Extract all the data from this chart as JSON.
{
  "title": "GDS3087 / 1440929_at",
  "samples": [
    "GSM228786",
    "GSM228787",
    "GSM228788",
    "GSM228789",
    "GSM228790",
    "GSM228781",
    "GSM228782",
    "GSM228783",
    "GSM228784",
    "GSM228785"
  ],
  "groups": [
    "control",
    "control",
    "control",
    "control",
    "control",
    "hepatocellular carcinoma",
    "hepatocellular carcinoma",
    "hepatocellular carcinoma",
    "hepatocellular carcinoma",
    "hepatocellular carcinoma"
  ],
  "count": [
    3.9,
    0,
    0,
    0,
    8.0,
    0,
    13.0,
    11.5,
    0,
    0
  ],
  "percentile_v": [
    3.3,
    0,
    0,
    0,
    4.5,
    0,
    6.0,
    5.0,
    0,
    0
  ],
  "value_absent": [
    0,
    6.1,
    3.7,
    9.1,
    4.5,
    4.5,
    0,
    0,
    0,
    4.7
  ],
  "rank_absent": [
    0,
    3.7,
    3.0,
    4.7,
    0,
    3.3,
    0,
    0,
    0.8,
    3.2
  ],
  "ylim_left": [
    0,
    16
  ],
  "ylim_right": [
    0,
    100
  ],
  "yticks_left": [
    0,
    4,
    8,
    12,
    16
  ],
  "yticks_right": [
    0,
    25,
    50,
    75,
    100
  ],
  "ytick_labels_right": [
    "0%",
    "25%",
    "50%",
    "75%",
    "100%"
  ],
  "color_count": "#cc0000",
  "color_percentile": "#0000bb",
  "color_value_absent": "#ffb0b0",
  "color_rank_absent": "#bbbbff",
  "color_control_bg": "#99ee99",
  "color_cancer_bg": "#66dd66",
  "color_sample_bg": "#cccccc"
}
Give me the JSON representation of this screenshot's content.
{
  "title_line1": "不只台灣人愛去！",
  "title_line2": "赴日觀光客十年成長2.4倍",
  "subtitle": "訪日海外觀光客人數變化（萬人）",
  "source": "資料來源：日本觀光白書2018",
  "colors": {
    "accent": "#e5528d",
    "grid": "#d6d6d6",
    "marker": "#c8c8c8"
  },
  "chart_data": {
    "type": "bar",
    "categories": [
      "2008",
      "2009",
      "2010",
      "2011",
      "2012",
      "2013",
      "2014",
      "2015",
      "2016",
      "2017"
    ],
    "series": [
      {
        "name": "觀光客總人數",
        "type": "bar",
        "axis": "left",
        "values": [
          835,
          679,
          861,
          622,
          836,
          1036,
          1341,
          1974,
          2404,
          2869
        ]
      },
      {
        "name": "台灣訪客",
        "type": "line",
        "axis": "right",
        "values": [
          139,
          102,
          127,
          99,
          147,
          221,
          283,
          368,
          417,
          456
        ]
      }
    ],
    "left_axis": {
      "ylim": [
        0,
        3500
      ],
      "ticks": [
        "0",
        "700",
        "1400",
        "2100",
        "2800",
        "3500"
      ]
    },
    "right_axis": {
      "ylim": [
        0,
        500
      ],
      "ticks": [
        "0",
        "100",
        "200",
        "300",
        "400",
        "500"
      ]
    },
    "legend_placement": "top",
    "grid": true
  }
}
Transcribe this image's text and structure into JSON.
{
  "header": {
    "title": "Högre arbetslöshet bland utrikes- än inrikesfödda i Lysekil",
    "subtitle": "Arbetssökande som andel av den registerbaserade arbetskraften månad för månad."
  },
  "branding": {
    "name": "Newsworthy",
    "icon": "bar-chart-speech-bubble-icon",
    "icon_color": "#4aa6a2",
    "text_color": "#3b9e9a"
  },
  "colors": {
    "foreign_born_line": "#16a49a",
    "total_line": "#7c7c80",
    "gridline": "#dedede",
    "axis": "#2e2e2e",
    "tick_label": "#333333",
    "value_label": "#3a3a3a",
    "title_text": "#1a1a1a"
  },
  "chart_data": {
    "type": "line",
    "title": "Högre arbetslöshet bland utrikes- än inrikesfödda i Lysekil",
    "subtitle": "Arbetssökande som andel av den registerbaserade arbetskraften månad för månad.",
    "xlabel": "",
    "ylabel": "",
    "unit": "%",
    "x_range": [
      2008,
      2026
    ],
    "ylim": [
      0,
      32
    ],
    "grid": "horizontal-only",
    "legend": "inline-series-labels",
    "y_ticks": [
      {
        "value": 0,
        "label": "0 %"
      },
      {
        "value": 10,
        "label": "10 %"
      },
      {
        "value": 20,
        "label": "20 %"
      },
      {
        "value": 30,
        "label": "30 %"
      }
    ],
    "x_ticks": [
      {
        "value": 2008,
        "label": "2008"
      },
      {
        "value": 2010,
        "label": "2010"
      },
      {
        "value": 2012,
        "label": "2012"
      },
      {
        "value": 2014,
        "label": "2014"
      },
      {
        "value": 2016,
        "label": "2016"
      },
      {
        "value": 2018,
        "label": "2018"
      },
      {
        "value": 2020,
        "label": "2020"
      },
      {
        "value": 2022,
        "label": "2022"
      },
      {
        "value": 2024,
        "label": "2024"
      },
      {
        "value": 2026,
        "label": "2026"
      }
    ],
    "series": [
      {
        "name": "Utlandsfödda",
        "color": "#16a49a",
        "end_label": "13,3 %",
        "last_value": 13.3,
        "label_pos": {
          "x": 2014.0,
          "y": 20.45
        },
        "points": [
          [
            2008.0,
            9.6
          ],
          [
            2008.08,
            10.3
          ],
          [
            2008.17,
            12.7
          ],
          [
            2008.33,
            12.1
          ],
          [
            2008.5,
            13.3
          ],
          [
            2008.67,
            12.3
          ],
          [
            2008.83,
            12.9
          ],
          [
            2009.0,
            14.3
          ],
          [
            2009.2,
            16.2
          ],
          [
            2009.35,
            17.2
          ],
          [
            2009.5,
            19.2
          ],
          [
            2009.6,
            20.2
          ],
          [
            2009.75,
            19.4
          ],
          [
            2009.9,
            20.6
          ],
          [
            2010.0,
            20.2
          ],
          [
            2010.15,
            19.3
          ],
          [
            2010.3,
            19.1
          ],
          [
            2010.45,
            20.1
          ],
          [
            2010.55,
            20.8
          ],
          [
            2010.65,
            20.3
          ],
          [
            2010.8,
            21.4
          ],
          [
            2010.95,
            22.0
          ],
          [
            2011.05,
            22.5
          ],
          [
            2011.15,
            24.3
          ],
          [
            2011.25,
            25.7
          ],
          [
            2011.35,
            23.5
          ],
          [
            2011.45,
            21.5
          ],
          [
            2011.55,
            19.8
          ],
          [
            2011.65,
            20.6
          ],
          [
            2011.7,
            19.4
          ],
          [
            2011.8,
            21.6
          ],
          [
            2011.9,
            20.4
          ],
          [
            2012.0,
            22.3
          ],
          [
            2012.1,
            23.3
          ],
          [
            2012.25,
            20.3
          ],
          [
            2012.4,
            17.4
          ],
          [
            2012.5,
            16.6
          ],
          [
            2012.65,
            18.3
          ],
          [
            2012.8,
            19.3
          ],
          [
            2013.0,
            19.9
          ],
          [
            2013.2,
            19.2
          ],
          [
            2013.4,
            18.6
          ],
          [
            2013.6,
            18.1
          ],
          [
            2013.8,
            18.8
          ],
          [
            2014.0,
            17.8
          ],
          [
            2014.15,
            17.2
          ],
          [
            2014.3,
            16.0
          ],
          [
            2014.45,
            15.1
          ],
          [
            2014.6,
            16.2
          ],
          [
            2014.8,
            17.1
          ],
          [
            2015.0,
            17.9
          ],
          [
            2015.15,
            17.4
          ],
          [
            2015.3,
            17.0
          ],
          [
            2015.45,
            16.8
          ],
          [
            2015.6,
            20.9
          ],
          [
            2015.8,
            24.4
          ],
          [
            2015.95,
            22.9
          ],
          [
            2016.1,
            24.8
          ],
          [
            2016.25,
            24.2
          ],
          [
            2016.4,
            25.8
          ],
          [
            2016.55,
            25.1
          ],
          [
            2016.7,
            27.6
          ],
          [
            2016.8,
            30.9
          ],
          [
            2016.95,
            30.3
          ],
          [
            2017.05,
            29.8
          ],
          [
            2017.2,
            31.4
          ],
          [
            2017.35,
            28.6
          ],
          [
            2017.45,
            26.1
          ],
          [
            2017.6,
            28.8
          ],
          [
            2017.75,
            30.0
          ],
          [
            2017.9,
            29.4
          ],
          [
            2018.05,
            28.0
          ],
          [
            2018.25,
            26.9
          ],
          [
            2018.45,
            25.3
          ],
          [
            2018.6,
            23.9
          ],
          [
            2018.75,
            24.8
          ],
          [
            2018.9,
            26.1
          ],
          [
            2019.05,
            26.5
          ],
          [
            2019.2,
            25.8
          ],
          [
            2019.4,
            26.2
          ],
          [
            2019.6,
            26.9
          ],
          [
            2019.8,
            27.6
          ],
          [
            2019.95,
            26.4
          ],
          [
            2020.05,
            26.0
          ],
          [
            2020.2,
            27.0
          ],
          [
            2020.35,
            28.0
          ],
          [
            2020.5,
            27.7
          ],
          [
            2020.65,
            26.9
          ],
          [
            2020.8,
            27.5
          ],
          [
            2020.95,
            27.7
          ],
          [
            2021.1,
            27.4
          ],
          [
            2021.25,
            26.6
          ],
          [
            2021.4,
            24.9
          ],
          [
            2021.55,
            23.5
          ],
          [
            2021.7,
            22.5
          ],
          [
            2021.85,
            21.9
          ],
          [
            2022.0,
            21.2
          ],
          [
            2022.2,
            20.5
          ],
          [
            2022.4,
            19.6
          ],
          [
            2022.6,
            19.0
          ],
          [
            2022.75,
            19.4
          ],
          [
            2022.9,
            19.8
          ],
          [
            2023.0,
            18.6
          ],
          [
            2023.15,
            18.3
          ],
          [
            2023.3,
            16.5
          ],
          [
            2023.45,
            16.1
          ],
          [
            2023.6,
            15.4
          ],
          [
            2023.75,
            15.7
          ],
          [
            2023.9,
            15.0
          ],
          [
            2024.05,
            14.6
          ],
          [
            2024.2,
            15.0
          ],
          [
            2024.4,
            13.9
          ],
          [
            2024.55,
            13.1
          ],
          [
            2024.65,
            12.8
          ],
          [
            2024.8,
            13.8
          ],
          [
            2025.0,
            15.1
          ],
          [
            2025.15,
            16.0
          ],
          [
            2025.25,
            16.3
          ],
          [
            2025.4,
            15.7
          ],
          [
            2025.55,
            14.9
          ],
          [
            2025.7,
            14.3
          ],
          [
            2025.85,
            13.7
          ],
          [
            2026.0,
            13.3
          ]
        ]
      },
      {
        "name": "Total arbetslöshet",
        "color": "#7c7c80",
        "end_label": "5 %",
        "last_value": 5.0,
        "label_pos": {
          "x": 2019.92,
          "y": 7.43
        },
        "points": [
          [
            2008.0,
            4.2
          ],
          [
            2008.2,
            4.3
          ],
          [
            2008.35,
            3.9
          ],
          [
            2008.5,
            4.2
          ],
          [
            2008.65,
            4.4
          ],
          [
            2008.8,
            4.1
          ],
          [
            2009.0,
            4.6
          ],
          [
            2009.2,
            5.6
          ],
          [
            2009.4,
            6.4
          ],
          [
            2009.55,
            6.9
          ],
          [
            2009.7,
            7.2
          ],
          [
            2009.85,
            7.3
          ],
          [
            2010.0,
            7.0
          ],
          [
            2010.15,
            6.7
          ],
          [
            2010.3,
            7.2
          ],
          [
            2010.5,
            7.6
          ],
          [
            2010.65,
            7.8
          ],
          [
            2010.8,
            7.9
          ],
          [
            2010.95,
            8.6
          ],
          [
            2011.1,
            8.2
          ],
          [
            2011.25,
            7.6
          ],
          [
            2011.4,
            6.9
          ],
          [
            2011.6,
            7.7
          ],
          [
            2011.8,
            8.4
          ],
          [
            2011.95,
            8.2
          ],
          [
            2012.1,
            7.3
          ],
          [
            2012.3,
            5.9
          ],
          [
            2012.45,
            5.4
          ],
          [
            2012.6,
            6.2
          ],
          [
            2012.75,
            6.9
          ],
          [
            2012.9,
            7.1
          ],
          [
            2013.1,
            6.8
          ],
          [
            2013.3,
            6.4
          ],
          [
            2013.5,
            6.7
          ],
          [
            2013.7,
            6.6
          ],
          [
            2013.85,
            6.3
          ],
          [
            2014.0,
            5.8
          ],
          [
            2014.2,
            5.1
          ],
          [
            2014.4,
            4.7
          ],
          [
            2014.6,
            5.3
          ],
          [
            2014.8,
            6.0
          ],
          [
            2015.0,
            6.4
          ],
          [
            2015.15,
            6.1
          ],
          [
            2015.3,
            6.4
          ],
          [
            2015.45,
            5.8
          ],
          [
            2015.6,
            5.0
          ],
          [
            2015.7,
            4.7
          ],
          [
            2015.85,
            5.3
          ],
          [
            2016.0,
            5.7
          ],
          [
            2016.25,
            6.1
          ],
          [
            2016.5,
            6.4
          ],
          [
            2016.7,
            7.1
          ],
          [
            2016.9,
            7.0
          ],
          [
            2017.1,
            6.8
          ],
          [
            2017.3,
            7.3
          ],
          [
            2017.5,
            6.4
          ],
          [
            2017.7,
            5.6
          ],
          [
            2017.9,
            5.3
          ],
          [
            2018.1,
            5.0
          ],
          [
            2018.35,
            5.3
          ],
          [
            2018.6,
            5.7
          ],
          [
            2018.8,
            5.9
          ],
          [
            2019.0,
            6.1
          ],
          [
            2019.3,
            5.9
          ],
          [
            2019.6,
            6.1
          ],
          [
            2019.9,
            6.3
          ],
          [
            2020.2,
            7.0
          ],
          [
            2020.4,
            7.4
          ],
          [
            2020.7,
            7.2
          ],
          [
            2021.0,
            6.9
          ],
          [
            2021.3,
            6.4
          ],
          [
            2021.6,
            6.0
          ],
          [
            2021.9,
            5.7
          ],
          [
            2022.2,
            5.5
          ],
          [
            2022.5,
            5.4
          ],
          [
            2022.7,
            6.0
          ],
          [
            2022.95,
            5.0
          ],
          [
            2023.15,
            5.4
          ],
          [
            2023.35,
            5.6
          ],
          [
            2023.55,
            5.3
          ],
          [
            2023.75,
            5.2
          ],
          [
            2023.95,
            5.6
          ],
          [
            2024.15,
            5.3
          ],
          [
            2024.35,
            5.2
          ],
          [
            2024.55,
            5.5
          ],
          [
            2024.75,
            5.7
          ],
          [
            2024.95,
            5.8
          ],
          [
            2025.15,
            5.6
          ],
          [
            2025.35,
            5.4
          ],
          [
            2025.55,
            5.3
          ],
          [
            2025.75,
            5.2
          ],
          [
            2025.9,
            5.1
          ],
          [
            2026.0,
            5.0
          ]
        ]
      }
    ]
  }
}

### The problem
Of the lines in the entries above, how many include "JSON"? Only the number should be given.

### The reply
3